>> Begin Data provided
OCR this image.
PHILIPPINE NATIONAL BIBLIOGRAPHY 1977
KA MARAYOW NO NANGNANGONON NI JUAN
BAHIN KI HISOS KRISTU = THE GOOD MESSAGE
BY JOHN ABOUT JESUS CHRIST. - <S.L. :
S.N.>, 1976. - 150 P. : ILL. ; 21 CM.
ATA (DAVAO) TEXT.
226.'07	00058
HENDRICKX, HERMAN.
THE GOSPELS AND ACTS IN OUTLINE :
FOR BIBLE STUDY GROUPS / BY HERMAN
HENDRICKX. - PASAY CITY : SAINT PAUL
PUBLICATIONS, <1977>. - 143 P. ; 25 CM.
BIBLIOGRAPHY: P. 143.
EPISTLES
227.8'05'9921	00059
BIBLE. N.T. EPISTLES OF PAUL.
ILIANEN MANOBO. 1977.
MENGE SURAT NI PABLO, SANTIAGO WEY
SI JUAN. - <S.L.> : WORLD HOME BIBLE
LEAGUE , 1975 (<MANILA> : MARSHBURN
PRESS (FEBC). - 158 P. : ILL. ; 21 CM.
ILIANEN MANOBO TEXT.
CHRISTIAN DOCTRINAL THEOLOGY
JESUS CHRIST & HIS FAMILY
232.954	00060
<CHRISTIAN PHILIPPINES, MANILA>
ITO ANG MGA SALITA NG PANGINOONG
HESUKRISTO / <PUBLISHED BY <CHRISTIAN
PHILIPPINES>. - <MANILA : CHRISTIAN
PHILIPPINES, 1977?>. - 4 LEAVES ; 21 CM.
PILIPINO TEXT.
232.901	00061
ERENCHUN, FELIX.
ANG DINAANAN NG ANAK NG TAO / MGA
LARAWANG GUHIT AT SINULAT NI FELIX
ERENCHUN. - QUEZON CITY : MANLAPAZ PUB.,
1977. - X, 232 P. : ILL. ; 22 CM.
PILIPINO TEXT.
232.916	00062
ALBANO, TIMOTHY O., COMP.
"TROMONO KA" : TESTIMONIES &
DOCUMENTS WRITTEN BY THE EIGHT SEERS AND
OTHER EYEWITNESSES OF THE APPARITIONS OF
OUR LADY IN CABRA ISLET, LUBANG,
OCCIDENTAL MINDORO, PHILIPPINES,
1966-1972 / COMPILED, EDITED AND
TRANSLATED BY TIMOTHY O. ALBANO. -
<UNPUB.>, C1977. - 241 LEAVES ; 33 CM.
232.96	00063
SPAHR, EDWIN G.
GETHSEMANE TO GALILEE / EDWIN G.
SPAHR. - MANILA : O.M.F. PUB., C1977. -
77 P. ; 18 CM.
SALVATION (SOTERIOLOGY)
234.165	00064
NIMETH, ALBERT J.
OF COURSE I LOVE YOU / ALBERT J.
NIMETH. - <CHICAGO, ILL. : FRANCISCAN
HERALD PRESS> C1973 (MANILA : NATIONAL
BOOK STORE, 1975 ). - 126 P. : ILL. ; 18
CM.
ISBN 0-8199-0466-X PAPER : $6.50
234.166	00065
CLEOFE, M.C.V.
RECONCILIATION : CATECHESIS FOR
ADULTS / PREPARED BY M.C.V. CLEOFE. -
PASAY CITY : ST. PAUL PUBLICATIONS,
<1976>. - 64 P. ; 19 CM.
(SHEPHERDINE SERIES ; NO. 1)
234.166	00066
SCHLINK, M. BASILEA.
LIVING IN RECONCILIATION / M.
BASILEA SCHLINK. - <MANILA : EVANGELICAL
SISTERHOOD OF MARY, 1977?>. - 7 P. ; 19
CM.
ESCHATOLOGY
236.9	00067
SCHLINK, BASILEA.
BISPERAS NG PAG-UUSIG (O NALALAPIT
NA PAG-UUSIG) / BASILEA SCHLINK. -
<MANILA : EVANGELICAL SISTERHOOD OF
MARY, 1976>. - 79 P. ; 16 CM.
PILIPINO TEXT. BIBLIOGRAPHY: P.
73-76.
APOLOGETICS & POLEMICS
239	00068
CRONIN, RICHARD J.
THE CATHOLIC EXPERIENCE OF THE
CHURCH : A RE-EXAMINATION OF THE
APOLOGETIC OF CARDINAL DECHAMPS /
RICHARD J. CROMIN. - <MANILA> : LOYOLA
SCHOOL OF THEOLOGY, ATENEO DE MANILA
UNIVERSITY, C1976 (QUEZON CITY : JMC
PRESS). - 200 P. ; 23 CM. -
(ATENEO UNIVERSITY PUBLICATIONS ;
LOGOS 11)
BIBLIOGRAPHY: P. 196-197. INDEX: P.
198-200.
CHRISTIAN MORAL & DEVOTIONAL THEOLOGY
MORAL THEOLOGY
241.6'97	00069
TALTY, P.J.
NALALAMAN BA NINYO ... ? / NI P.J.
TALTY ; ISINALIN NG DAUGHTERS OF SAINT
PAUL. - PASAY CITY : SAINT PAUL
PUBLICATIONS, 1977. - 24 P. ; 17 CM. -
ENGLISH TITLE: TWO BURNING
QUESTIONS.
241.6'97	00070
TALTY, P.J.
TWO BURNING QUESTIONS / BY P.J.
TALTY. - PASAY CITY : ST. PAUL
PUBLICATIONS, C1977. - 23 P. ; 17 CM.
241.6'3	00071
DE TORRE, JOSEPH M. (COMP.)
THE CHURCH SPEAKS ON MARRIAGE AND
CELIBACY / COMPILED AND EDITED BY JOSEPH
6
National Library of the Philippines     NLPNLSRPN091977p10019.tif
>> End Data provided
Exercise directions
Print all of the entries exactly as they are written.

Answer in full
OCR this image.
PHILIPPINE NATIONAL BIBLIOGRAPHY 1977
KA MARAYOW NO NANGNANGONON NI JUAN
BAHIN KI HISOS KRISTU = THE GOOD MESSAGE
BY JOHN ABOUT JESUS CHRIST. - <S.L. :
S.N.>, 1976. - 150 P. : ILL. ; 21 CM.
ATA (DAVAO) TEXT.
226.'07	00058
HENDRICKX, HERMAN.
THE GOSPELS AND ACTS IN OUTLINE :
FOR BIBLE STUDY GROUPS / BY HERMAN
HENDRICKX. - PASAY CITY : SAINT PAUL
PUBLICATIONS, <1977>. - 143 P. ; 25 CM.
BIBLIOGRAPHY: P. 143.
EPISTLES
227.8'05'9921	00059
BIBLE. N.T. EPISTLES OF PAUL.
ILIANEN MANOBO. 1977.
MENGE SURAT NI PABLO, SANTIAGO WEY
SI JUAN. - <S.L.> : WORLD HOME BIBLE
LEAGUE , 1975 (<MANILA> : MARSHBURN
PRESS (FEBC). - 158 P. : ILL. ; 21 CM.
ILIANEN MANOBO TEXT.
CHRISTIAN DOCTRINAL THEOLOGY
JESUS CHRIST & HIS FAMILY
232.954	00060
<CHRISTIAN PHILIPPINES, MANILA>
ITO ANG MGA SALITA NG PANGINOONG
HESUKRISTO / <PUBLISHED BY <CHRISTIAN
PHILIPPINES>. - <MANILA : CHRISTIAN
PHILIPPINES, 1977?>. - 4 LEAVES ; 21 CM.
PILIPINO TEXT.
232.901	00061
ERENCHUN, FELIX.
ANG DINAANAN NG ANAK NG TAO / MGA
LARAWANG GUHIT AT SINULAT NI FELIX
ERENCHUN. - QUEZON CITY : MANLAPAZ PUB.,
1977. - X, 232 P. : ILL. ; 22 CM.
PILIPINO TEXT.
232.916	00062
ALBANO, TIMOTHY O., COMP.
"TROMONO KA" : TESTIMONIES &
DOCUMENTS WRITTEN BY THE EIGHT SEERS AND
OTHER EYEWITNESSES OF THE APPARITIONS OF
OUR LADY IN CABRA ISLET, LUBANG,
OCCIDENTAL MINDORO, PHILIPPINES,
1966-1972 / COMPILED, EDITED AND
TRANSLATED BY TIMOTHY O. ALBANO. -
<UNPUB.>, C1977. - 241 LEAVES ; 33 CM.
232.96	00063
SPAHR, EDWIN G.
GETHSEMANE TO GALILEE / EDWIN G.
SPAHR. - MANILA : O.M.F. PUB., C1977. -
77 P. ; 18 CM.
SALVATION (SOTERIOLOGY)
234.165	00064
NIMETH, ALBERT J.
OF COURSE I LOVE YOU / ALBERT J.
NIMETH. - <CHICAGO, ILL. : FRANCISCAN
HERALD PRESS> C1973 (MANILA : NATIONAL
BOOK STORE, 1975 ). - 126 P. : ILL. ; 18
CM.
ISBN 0-8199-0466-X PAPER : $6.50
234.166	00065
CLEOFE, M.C.V.
RECONCILIATION : CATECHESIS FOR
ADULTS / PREPARED BY M.C.V. CLEOFE. -
PASAY CITY : ST. PAUL PUBLICATIONS,
<1976>. - 64 P. ; 19 CM.
(SHEPHERDINE SERIES ; NO. 1)
234.166	00066
SCHLINK, M. BASILEA.
LIVING IN RECONCILIATION / M.
BASILEA SCHLINK. - <MANILA : EVANGELICAL
SISTERHOOD OF MARY, 1977?>. - 7 P. ; 19
CM.
ESCHATOLOGY
236.9	00067
SCHLINK, BASILEA.
BISPERAS NG PAG-UUSIG (O NALALAPIT
NA PAG-UUSIG) / BASILEA SCHLINK. -
<MANILA : EVANGELICAL SISTERHOOD OF
MARY, 1976>. - 79 P. ; 16 CM.
PILIPINO TEXT. BIBLIOGRAPHY: P.
73-76.
APOLOGETICS & POLEMICS
239	00068
CRONIN, RICHARD J.
THE CATHOLIC EXPERIENCE OF THE
CHURCH : A RE-EXAMINATION OF THE
APOLOGETIC OF CARDINAL DECHAMPS /
RICHARD J. CROMIN. - <MANILA> : LOYOLA
SCHOOL OF THEOLOGY, ATENEO DE MANILA
UNIVERSITY, C1976 (QUEZON CITY : JMC
PRESS). - 200 P. ; 23 CM. -
(ATENEO UNIVERSITY PUBLICATIONS ;
LOGOS 11)
BIBLIOGRAPHY: P. 196-197. INDEX: P.
198-200.
CHRISTIAN MORAL & DEVOTIONAL THEOLOGY
MORAL THEOLOGY
241.6'97	00069
TALTY, P.J.
NALALAMAN BA NINYO ... ? / NI P.J.
TALTY ; ISINALIN NG DAUGHTERS OF SAINT
PAUL. - PASAY CITY : SAINT PAUL
PUBLICATIONS, 1977. - 24 P. ; 17 CM. -
ENGLISH TITLE: TWO BURNING
QUESTIONS.
241.6'97	00070
TALTY, P.J.
TWO BURNING QUESTIONS / BY P.J.
TALTY. - PASAY CITY : ST. PAUL
PUBLICATIONS, C1977. - 23 P. ; 17 CM.
241.6'3	00071
DE TORRE, JOSEPH M. (COMP.)
THE CHURCH SPEAKS ON MARRIAGE AND
CELIBACY / COMPILED AND EDITED BY JOSEPH
6
National Library of the Philippines     NLPNLSRPN091977p10019.tif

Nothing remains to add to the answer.